:: RECORD EXCERPTS ::

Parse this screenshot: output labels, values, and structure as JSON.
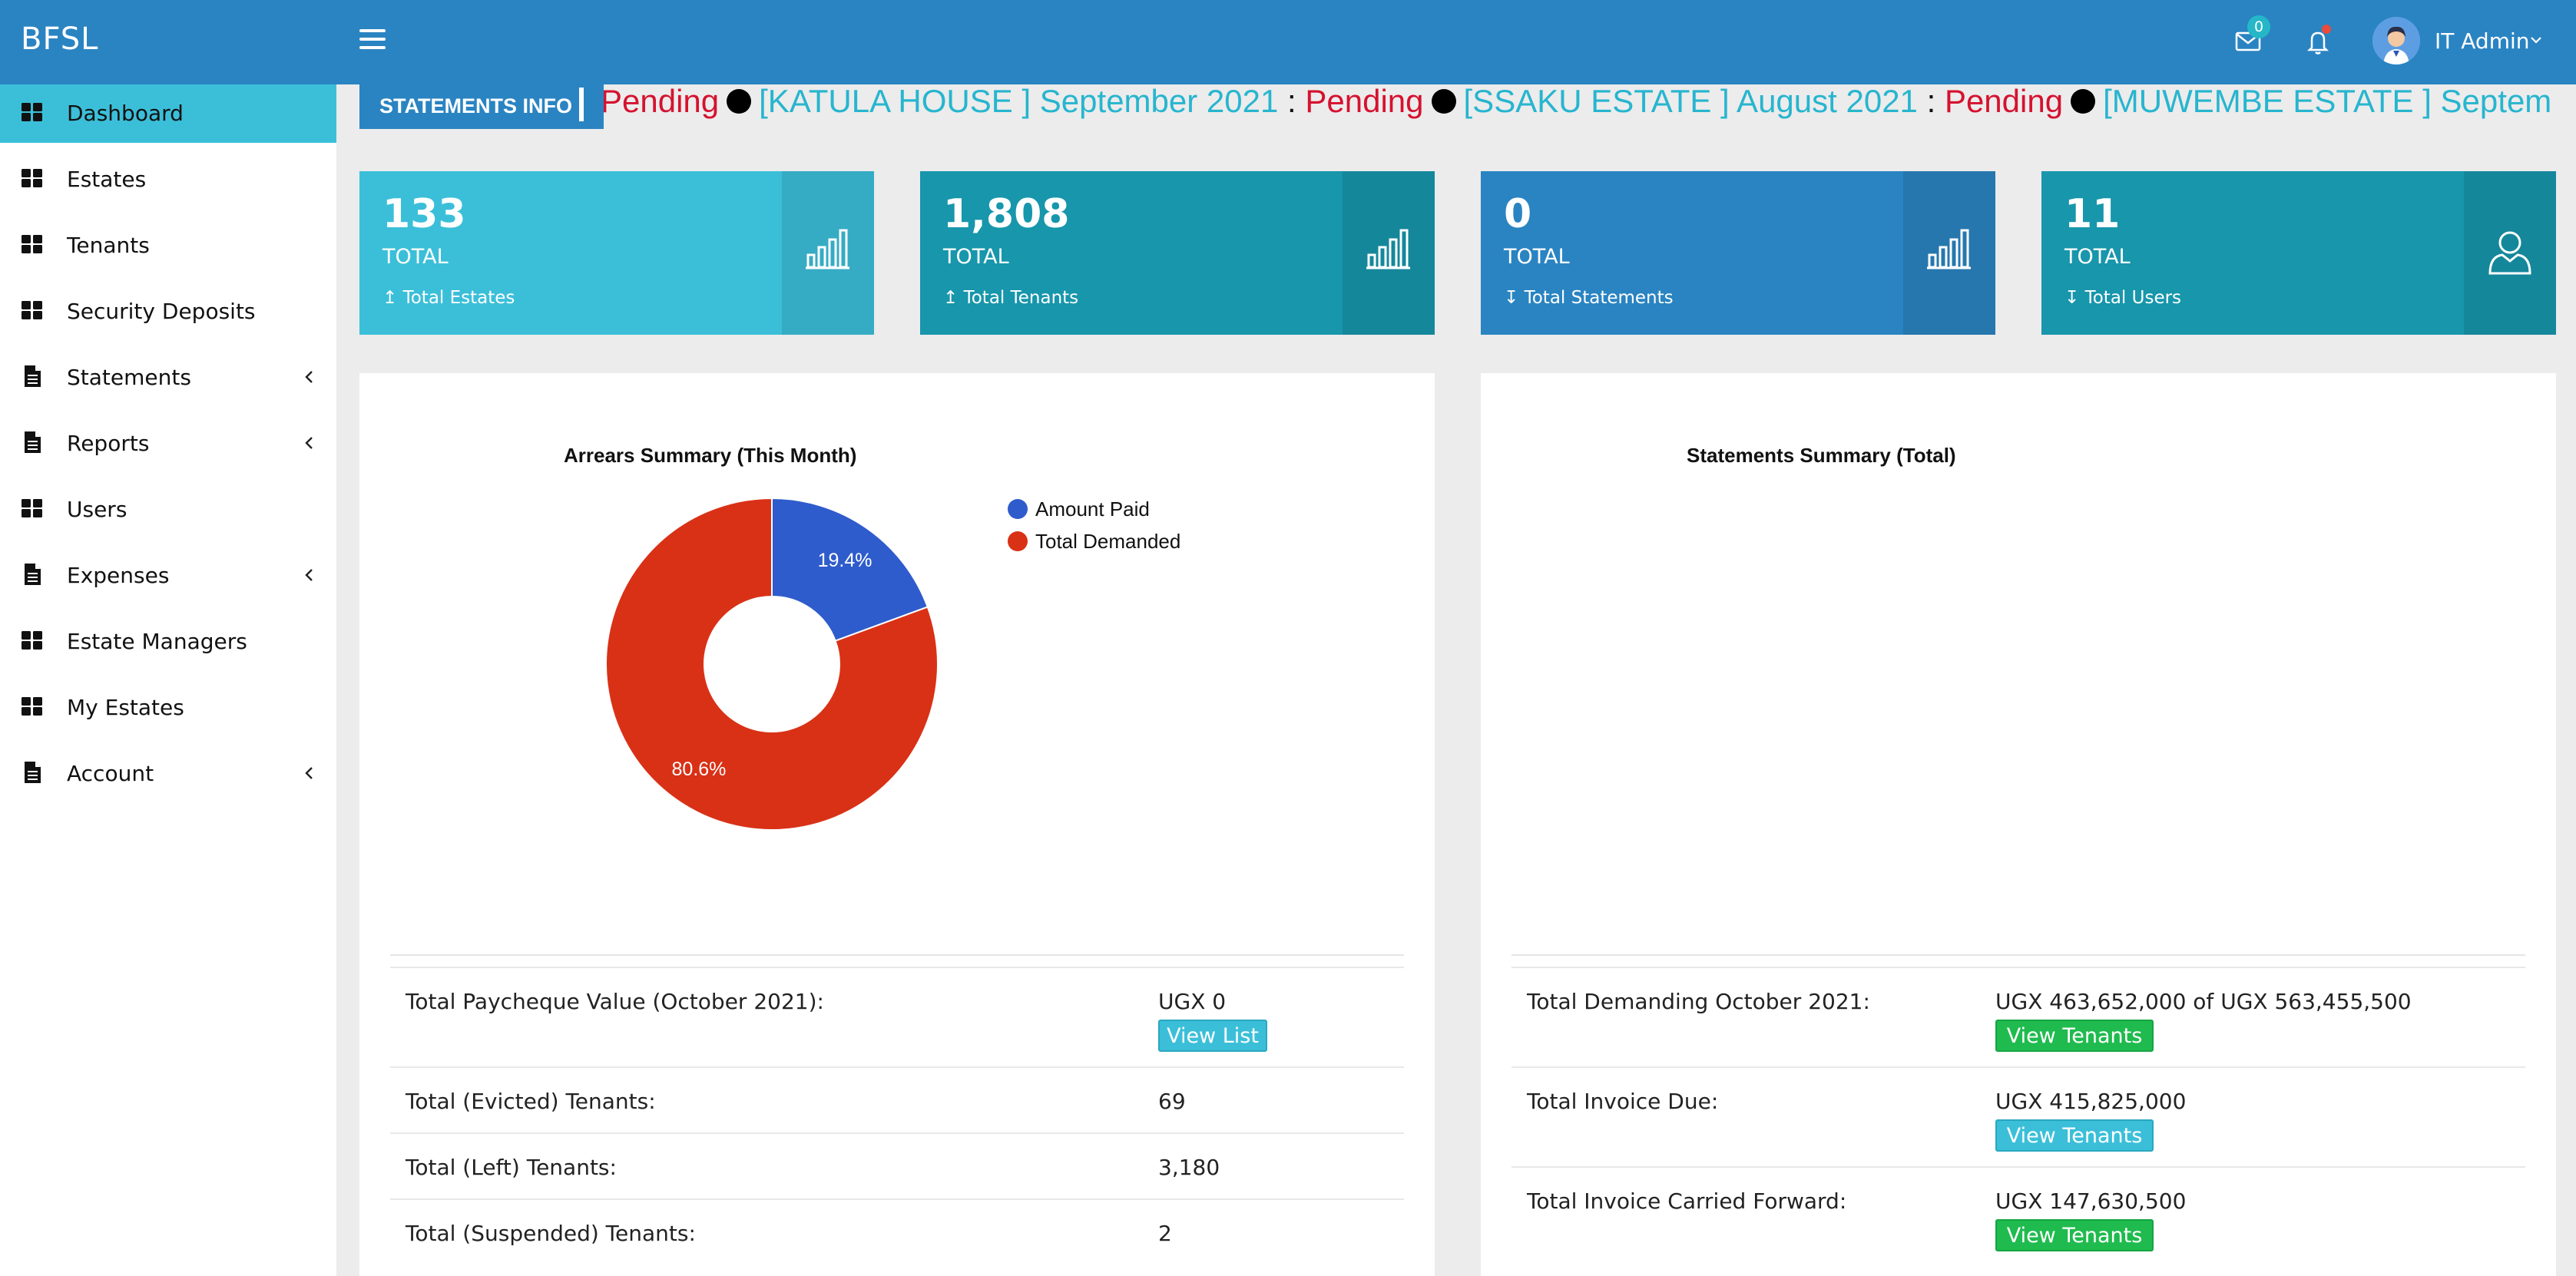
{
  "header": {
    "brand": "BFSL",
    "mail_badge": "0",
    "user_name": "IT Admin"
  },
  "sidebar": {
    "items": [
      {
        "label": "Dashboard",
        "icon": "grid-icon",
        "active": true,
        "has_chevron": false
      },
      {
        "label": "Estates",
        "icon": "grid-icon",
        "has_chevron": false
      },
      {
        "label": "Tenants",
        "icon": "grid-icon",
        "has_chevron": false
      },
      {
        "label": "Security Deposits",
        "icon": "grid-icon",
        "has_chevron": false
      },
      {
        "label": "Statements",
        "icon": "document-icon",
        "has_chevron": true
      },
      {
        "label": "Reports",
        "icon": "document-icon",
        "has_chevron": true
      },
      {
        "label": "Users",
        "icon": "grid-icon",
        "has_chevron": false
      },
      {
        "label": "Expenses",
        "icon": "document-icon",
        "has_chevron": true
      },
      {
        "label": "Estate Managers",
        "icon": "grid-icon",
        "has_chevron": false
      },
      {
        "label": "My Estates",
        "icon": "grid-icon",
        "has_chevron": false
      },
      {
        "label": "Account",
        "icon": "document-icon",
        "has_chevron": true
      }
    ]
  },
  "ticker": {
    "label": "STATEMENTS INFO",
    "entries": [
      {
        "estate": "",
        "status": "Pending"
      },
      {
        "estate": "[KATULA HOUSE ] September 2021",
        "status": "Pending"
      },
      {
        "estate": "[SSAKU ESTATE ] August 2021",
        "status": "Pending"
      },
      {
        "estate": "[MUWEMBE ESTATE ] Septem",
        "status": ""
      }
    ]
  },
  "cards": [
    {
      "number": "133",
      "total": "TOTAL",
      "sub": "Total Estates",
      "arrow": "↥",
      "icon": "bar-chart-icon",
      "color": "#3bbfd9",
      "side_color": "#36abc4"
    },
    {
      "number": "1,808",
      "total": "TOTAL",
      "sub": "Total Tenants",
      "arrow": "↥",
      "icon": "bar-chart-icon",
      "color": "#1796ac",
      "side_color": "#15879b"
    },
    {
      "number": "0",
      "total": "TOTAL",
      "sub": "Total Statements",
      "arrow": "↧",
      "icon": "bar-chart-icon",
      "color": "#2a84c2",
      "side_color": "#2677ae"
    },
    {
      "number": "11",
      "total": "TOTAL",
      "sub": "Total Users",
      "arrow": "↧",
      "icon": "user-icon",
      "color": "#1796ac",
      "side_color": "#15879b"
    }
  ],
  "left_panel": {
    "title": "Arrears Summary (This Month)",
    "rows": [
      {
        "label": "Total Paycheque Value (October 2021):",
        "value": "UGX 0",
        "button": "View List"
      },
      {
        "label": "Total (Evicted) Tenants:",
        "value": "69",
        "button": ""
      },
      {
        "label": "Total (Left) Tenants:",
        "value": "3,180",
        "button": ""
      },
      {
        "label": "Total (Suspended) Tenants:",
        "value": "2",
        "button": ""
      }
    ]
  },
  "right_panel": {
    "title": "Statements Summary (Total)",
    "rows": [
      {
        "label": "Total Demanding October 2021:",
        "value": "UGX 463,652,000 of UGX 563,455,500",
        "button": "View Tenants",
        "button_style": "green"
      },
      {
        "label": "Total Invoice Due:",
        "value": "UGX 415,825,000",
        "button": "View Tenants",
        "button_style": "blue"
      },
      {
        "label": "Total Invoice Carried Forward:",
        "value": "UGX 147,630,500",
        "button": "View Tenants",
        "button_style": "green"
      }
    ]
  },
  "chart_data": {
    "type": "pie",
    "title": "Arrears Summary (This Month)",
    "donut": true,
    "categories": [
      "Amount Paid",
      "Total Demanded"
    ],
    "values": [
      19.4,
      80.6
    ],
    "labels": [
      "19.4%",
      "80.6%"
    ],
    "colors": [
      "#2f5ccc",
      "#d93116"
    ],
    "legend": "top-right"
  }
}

:::

## WRITTEN TASK
Keep only those lines of the records that hold "Tenants", and return them.

## FULL ANSWER
        "label": "Tenants",
      "sub": "Total Tenants",
        "label": "Total (Evicted) Tenants:",
        "label": "Total (Left) Tenants:",
        "label": "Total (Suspended) Tenants:",
        "button": "View Tenants",
        "button": "View Tenants",
        "button": "View Tenants",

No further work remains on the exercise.